▶ **Recorded data**
= = = = =

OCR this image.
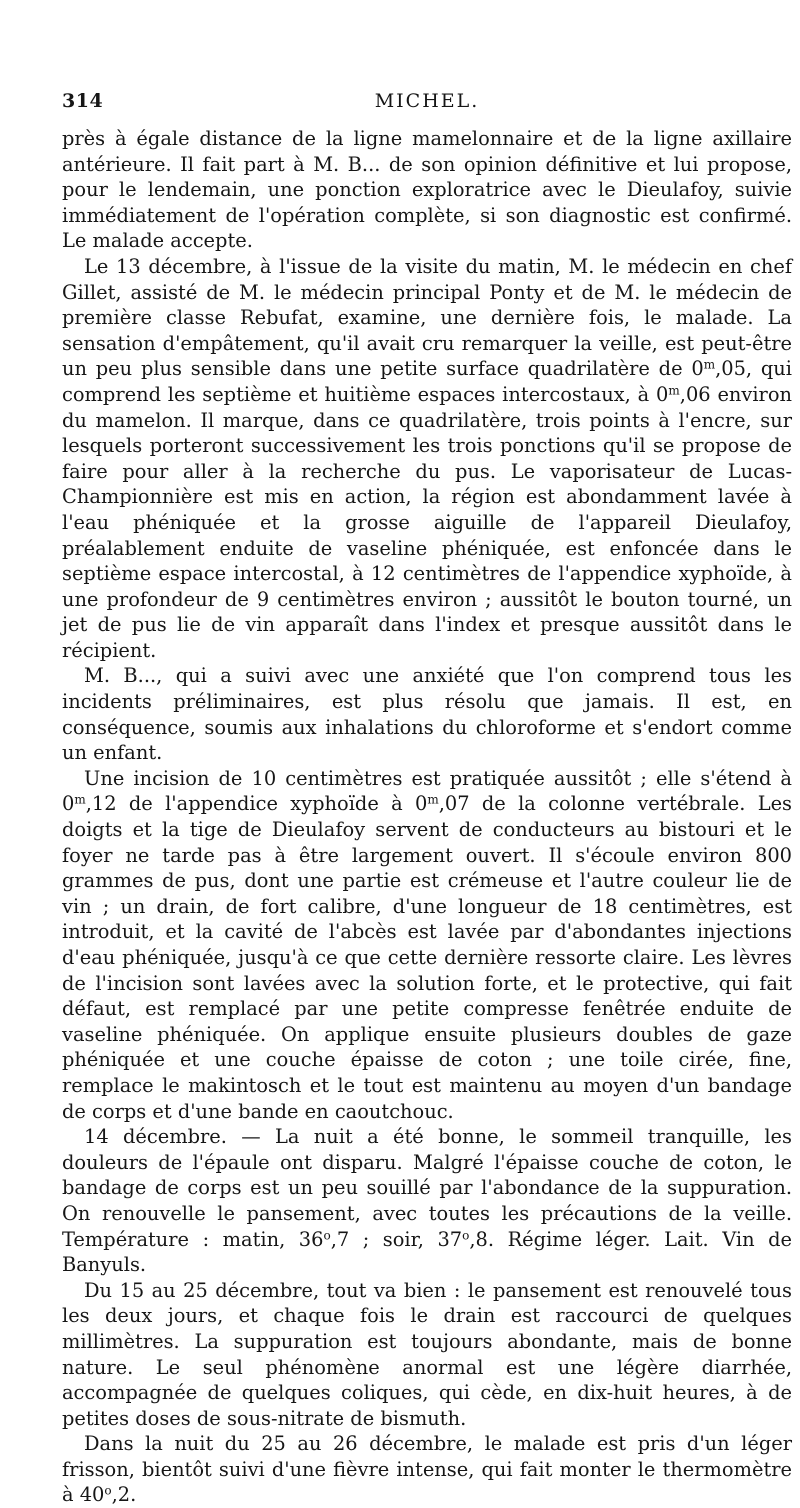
314	MICHEL.

près à égale distance de la ligne mamelonnaire et de la ligne axillaire antérieure. Il fait part à M. B... de son opinion définitive et lui propose, pour le lendemain, une ponction exploratrice avec le Dieulafoy, suivie immédiatement de l'opération complète, si son diagnostic est confirmé. Le malade accepte.

Le 13 décembre, à l'issue de la visite du matin, M. le médecin en chef Gillet, assisté de M. le médecin principal Ponty et de M. le médecin de première classe Rebufat, examine, une dernière fois, le malade. La sensation d'empâtement, qu'il avait cru remarquer la veille, est peut-être un peu plus sensible dans une petite surface quadrilatère de 0$^m$,05, qui comprend les septième et huitième espaces intercostaux, à 0$^m$,06 environ du mamelon. Il marque, dans ce quadrilatère, trois points à l'encre, sur lesquels porteront successivement les trois ponctions qu'il se propose de faire pour aller à la recherche du pus. Le vaporisateur de Lucas-Championnière est mis en action, la région est abondamment lavée à l'eau phéniquée et la grosse aiguille de l'appareil Dieulafoy, préalablement enduite de vaseline phéniquée, est enfoncée dans le septième espace intercostal, à 12 centimètres de l'appendice xyphoïde, à une profondeur de 9 centimètres environ ; aussitôt le bouton tourné, un jet de pus lie de vin apparaît dans l'index et presque aussitôt dans le récipient.

M. B..., qui a suivi avec une anxiété que l'on comprend tous les incidents préliminaires, est plus résolu que jamais. Il est, en conséquence, soumis aux inhalations du chloroforme et s'endort comme un enfant.

Une incision de 10 centimètres est pratiquée aussitôt ; elle s'étend à 0$^m$,12 de l'appendice xyphoïde à 0$^m$,07 de la colonne vertébrale. Les doigts et la tige de Dieulafoy servent de conducteurs au bistouri et le foyer ne tarde pas à être largement ouvert. Il s'écoule environ 800 grammes de pus, dont une partie est crémeuse et l'autre couleur lie de vin ; un drain, de fort calibre, d'une longueur de 18 centimètres, est introduit, et la cavité de l'abcès est lavée par d'abondantes injections d'eau phéniquée, jusqu'à ce que cette dernière ressorte claire. Les lèvres de l'incision sont lavées avec la solution forte, et le protective, qui fait défaut, est remplacé par une petite compresse fenêtrée enduite de vaseline phéniquée. On applique ensuite plusieurs doubles de gaze phéniquée et une couche épaisse de coton ; une toile cirée, fine, remplace le makintosch et le tout est maintenu au moyen d'un bandage de corps et d'une bande en caoutchouc.

14 décembre. — La nuit a été bonne, le sommeil tranquille, les douleurs de l'épaule ont disparu. Malgré l'épaisse couche de coton, le bandage de corps est un peu souillé par l'abondance de la suppuration. On renouvelle le pansement, avec toutes les précautions de la veille. Température : matin, 36$^o$,7 ; soir, 37$^o$,8. Régime léger. Lait. Vin de Banyuls.

Du 15 au 25 décembre, tout va bien : le pansement est renouvelé tous les deux jours, et chaque fois le drain est raccourci de quelques millimètres. La suppuration est toujours abondante, mais de bonne nature. Le seul phénomène anormal est une légère diarrhée, accompagnée de quelques coliques, qui cède, en dix-huit heures, à de petites doses de sous-nitrate de bismuth.

Dans la nuit du 25 au 26 décembre, le malade est pris d'un léger frisson, bientôt suivi d'une fièvre intense, qui fait monter le thermomètre à 40$^o$,2.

= = = = =

▶ **Exercise description**
Where a line contains "coton", copy that line.

▶ **Written solution**
Une incision de 10 centimètres est pratiquée aussitôt ; elle s'étend à 0$^m$,12 de l'appendice xyphoïde à 0$^m$,07 de la colonne vertébrale. Les doigts et la tige de Dieulafoy servent de conducteurs au bistouri et le foyer ne tarde pas à être largement ouvert. Il s'écoule environ 800 grammes de pus, dont une partie est crémeuse et l'autre couleur lie de vin ; un drain, de fort calibre, d'une longueur de 18 centimètres, est introduit, et la cavité de l'abcès est lavée par d'abondantes injections d'eau phéniquée, jusqu'à ce que cette dernière ressorte claire. Les lèvres de l'incision sont lavées avec la solution forte, et le protective, qui fait défaut, est remplacé par une petite compresse fenêtrée enduite de vaseline phéniquée. On applique ensuite plusieurs doubles de gaze phéniquée et une couche épaisse de coton ; une toile cirée, fine, remplace le makintosch et le tout est maintenu au moyen d'un bandage de corps et d'une bande en caoutchouc.
14 décembre. — La nuit a été bonne, le sommeil tranquille, les douleurs de l'épaule ont disparu. Malgré l'épaisse couche de coton, le bandage de corps est un peu souillé par l'abondance de la suppuration. On renouvelle le pansement, avec toutes les précautions de la veille. Température : matin, 36$^o$,7 ; soir, 37$^o$,8. Régime léger. Lait. Vin de Banyuls.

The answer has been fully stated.